◆ Instructions to follow:
Quote the rows below word for word, from the very first line through the line that contains "data-marker [125, 201, 129, 205]", including both of those lines.

(Stored items)

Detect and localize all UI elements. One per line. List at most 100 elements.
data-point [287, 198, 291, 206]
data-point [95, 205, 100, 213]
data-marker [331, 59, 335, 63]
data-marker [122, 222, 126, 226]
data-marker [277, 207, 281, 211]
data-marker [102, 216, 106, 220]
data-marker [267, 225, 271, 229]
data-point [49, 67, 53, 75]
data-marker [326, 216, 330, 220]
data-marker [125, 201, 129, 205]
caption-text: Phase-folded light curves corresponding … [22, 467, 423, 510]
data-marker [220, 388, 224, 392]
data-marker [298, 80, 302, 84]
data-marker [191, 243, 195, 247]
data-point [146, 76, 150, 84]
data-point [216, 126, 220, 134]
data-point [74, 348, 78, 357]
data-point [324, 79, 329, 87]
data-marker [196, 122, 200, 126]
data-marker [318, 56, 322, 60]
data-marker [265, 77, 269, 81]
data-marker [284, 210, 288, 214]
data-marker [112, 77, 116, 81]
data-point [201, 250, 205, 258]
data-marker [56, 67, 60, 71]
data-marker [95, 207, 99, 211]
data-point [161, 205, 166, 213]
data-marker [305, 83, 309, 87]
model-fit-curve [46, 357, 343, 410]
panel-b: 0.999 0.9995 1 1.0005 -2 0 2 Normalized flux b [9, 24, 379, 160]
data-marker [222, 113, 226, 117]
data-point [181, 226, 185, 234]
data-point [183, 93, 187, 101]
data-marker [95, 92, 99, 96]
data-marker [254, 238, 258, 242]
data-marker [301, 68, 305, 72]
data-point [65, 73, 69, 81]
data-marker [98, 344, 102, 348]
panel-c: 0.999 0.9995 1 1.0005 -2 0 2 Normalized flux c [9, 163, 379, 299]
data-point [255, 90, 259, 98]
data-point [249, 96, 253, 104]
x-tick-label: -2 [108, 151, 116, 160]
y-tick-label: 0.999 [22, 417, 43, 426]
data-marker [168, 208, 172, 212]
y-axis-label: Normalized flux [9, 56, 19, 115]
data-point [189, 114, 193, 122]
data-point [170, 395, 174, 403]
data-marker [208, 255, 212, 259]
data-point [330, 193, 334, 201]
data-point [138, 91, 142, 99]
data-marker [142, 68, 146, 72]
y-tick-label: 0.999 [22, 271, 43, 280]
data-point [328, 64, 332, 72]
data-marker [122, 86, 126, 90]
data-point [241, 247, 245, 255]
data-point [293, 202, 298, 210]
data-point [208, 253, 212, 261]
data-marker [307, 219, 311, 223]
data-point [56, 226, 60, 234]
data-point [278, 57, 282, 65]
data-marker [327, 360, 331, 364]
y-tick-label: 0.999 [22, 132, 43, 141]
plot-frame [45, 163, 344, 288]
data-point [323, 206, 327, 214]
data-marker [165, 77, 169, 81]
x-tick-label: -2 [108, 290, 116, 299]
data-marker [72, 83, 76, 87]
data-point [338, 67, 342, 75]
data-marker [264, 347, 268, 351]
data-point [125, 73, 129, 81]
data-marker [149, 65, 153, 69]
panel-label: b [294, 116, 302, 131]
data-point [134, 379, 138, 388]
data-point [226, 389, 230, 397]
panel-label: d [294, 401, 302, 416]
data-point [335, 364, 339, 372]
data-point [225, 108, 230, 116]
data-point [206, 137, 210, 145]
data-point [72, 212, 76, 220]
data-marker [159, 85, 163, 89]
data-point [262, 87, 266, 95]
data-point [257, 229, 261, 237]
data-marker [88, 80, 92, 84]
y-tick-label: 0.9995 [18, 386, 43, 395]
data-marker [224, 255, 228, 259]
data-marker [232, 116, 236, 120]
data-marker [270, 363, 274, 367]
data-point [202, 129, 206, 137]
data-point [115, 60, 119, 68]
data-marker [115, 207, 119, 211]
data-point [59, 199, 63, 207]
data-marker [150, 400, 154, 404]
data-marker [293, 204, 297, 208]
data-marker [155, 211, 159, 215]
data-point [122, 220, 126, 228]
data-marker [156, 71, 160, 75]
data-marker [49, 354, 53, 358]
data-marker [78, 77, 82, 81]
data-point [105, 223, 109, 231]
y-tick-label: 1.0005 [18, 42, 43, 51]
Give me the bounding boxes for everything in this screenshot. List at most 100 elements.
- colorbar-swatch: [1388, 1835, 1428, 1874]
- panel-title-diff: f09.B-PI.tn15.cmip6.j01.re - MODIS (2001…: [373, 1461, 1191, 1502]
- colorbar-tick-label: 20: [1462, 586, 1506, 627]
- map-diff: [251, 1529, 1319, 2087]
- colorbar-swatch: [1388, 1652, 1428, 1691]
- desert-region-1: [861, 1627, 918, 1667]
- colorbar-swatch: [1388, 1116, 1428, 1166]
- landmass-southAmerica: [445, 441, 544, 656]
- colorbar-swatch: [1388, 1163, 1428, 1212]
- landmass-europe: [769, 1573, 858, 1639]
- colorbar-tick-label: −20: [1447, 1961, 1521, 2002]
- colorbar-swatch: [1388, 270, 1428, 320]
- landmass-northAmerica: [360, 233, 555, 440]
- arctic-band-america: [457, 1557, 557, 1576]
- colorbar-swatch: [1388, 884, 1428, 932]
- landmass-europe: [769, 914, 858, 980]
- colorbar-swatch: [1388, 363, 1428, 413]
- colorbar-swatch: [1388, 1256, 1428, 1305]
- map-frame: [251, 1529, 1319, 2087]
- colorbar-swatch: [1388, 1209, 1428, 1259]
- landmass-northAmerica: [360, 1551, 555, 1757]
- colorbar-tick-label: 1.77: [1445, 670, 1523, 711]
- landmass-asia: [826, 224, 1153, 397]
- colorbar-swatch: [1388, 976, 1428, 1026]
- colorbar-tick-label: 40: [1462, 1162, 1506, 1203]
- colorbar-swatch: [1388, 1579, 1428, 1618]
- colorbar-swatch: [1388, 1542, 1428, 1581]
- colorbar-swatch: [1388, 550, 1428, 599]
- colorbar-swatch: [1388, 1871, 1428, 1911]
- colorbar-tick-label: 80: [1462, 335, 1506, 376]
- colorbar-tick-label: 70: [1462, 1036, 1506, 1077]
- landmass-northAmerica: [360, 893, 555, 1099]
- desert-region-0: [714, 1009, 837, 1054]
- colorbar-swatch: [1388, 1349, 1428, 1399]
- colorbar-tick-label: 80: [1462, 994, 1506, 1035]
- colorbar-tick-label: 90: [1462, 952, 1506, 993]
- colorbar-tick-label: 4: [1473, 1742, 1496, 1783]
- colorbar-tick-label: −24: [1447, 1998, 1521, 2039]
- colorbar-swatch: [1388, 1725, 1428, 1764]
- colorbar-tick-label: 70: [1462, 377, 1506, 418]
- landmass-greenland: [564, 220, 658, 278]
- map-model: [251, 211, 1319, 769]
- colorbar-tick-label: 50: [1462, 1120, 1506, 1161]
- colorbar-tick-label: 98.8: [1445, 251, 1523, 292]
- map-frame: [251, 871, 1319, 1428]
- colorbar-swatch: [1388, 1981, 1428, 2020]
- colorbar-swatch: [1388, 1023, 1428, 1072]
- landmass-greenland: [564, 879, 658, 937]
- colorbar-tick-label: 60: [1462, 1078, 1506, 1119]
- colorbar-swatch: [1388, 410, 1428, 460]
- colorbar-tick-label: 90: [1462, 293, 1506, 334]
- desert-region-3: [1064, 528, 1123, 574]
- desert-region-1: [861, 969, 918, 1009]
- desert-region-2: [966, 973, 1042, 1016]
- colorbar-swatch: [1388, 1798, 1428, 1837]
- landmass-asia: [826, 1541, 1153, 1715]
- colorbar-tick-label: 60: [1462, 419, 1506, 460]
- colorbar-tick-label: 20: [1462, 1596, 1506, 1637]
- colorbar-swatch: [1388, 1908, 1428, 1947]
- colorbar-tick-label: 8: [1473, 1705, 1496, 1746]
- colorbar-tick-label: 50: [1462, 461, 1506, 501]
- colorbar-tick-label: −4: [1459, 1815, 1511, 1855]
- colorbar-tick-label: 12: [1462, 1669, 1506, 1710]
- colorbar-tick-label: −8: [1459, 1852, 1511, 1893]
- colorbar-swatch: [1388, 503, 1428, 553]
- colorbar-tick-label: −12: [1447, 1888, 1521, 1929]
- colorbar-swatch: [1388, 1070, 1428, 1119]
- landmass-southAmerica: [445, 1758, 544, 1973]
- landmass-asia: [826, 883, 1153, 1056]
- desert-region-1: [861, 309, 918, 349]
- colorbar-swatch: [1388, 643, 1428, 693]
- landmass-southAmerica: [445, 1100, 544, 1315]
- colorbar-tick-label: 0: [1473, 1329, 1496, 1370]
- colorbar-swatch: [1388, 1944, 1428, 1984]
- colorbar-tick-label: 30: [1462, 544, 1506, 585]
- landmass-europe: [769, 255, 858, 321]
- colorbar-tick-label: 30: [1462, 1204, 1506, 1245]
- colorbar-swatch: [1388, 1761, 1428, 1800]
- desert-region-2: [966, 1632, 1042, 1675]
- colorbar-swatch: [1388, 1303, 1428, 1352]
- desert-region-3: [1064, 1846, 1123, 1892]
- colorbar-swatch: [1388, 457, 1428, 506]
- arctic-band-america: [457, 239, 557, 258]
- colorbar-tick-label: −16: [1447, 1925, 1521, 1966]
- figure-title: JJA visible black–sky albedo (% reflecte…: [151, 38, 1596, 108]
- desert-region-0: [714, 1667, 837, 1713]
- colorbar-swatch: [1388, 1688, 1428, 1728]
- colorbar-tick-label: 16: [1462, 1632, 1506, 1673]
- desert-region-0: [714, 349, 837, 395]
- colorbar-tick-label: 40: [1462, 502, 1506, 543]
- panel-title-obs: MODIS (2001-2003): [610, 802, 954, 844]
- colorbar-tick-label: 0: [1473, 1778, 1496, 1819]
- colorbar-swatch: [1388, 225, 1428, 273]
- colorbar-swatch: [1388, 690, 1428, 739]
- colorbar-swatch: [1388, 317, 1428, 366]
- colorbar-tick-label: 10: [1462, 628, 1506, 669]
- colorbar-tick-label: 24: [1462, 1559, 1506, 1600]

◆ Written reply:
Detect and localize all UI elements. One per line. List at most 100 elements.
data-point [287, 198, 291, 206]
data-point [95, 205, 100, 213]
data-marker [331, 59, 335, 63]
data-marker [122, 222, 126, 226]
data-marker [277, 207, 281, 211]
data-marker [102, 216, 106, 220]
data-marker [267, 225, 271, 229]
data-point [49, 67, 53, 75]
data-marker [326, 216, 330, 220]
data-marker [125, 201, 129, 205]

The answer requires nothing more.